** start of Information supplied **

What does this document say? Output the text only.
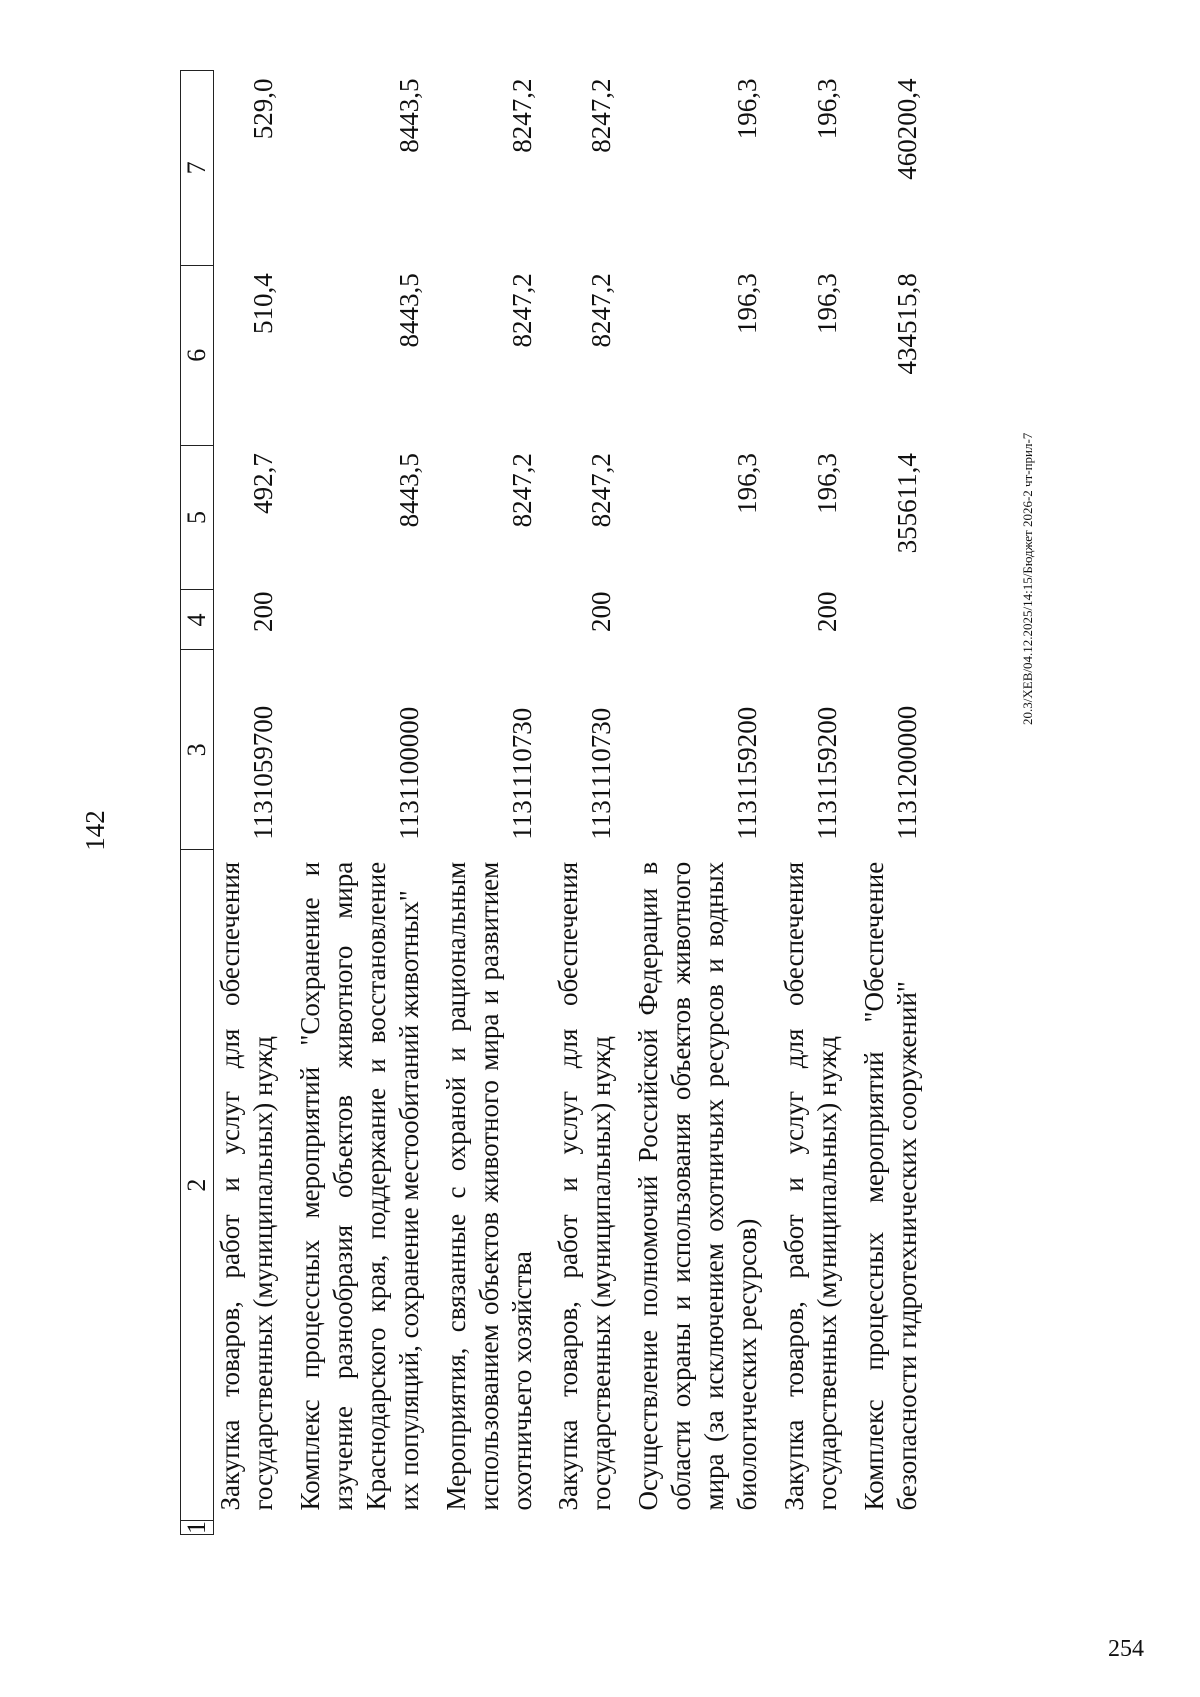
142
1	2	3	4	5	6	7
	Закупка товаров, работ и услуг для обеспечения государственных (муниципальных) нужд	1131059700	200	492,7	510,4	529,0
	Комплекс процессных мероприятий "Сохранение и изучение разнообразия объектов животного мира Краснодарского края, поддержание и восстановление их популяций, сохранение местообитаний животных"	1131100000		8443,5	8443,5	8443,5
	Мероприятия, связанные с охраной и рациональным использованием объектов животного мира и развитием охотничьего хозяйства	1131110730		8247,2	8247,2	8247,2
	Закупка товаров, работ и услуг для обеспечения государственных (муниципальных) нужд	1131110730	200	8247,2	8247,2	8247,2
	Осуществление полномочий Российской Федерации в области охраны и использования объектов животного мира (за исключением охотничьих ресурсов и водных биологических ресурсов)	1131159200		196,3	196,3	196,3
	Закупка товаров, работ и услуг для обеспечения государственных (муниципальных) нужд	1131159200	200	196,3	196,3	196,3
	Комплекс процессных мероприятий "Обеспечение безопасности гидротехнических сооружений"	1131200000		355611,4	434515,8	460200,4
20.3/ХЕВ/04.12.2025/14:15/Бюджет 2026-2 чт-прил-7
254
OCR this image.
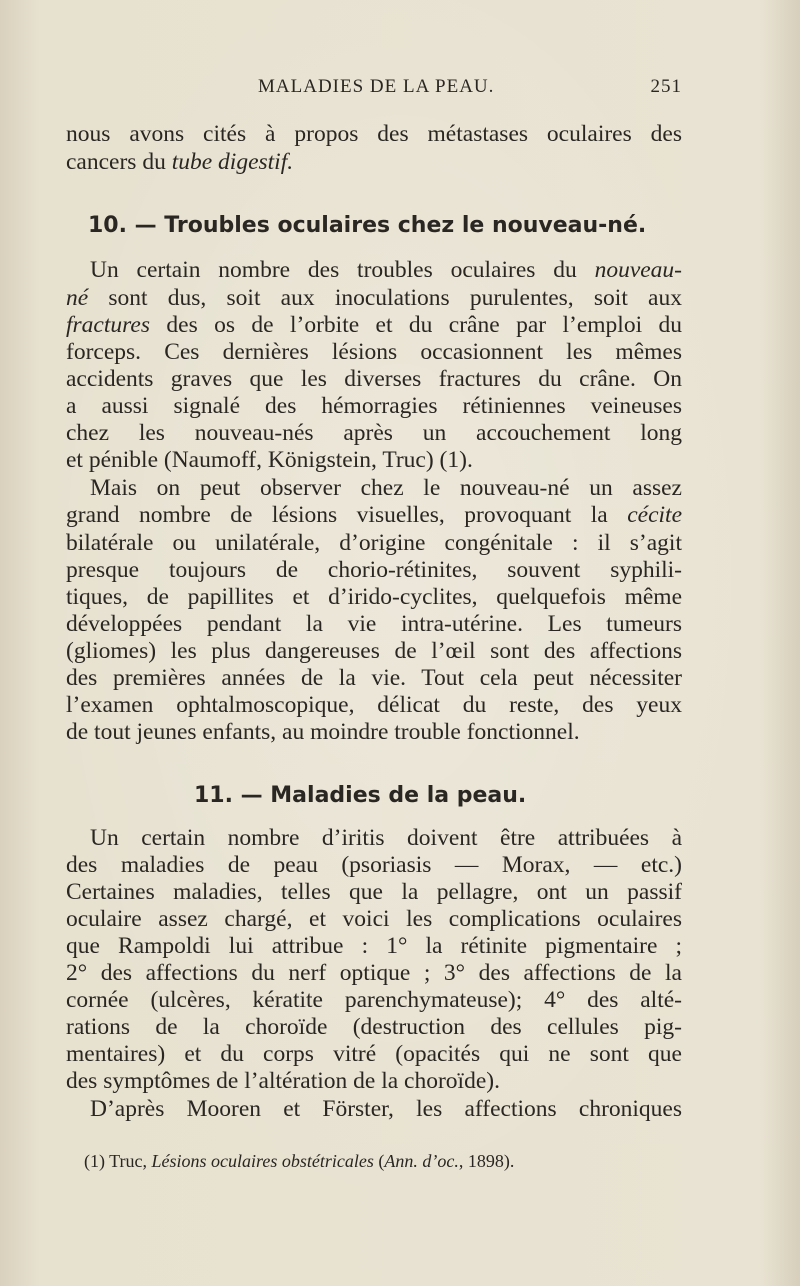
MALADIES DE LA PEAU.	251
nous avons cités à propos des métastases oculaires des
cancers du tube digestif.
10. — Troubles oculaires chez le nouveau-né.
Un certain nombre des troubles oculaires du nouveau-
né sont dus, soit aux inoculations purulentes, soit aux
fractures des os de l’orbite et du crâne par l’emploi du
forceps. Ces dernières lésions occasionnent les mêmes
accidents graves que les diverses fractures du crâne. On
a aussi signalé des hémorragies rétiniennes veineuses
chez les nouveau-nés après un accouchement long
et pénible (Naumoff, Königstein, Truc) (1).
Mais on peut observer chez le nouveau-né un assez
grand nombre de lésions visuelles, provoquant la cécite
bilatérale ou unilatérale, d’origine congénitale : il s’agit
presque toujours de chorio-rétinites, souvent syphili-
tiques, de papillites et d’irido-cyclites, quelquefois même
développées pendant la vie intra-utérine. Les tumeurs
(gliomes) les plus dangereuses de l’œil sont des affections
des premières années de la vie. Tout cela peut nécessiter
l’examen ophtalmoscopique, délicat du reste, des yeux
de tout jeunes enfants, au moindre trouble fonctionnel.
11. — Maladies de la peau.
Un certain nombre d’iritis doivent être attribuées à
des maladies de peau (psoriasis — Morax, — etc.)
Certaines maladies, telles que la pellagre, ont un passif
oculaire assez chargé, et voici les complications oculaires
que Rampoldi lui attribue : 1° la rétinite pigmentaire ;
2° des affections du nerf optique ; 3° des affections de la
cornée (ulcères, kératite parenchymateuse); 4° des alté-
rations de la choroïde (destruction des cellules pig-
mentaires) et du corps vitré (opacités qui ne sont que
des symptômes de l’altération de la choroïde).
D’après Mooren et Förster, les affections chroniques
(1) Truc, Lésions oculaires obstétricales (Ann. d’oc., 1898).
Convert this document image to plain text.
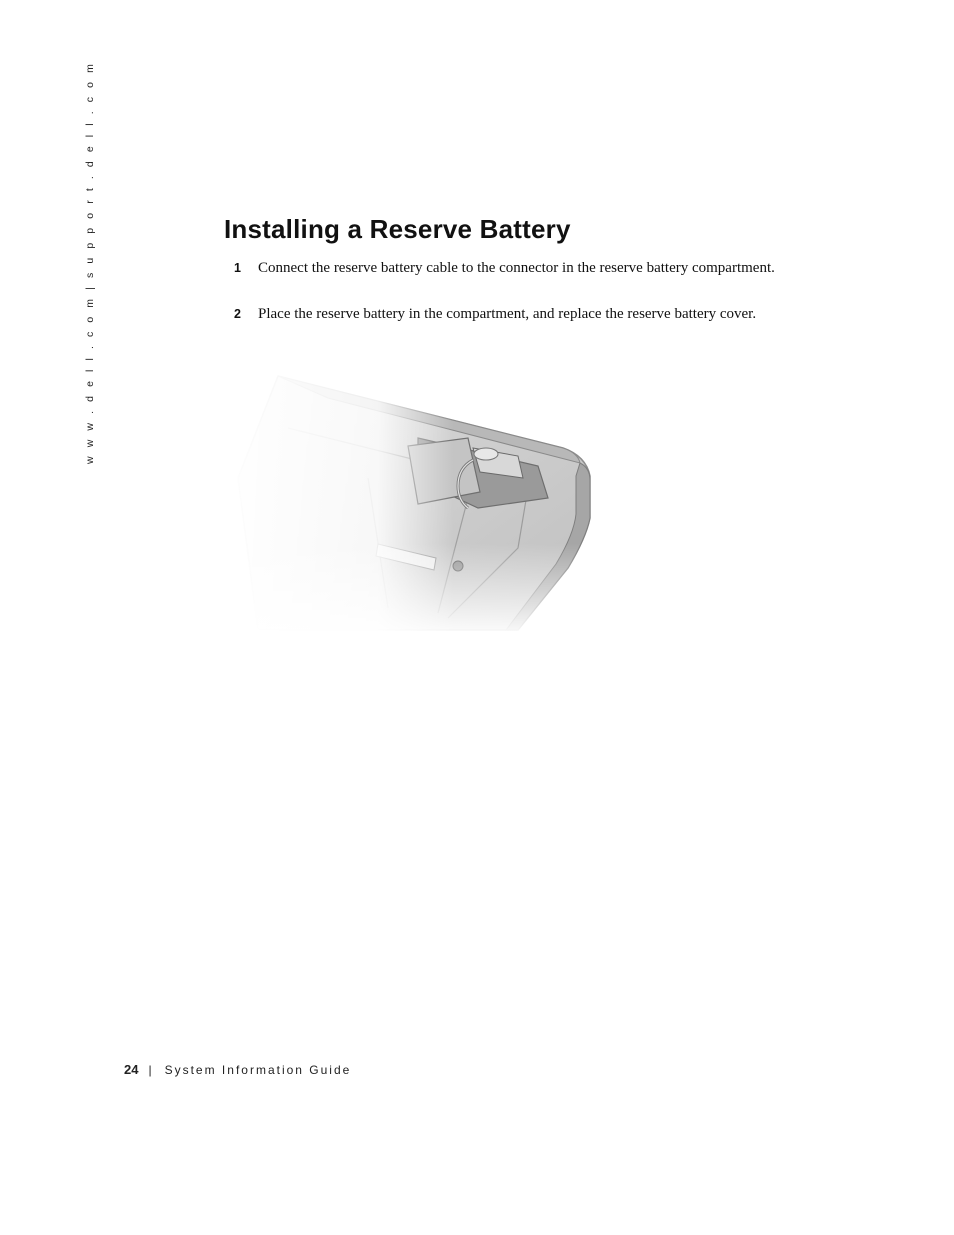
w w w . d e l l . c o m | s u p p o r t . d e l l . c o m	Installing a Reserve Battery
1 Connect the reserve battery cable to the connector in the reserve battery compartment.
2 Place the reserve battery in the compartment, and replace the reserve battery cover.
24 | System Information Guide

** end of Information supplied **

**Short problem:** Search the entries for the word "животного", then list each line that holds it.

**Task answer:**
	Комплекс процессных мероприятий "Сохранение и изучение разнообразия объектов животного мира Краснодарского края, поддержание и восстановление их популяций, сохранение местообитаний животных"	1131100000		8443,5	8443,5	8443,5
	Мероприятия, связанные с охраной и рациональным использованием объектов животного мира и развитием охотничьего хозяйства	1131110730		8247,2	8247,2	8247,2
	Осуществление полномочий Российской Федерации в области охраны и использования объектов животного мира (за исключением охотничьих ресурсов и водных биологических ресурсов)	1131159200		196,3	196,3	196,3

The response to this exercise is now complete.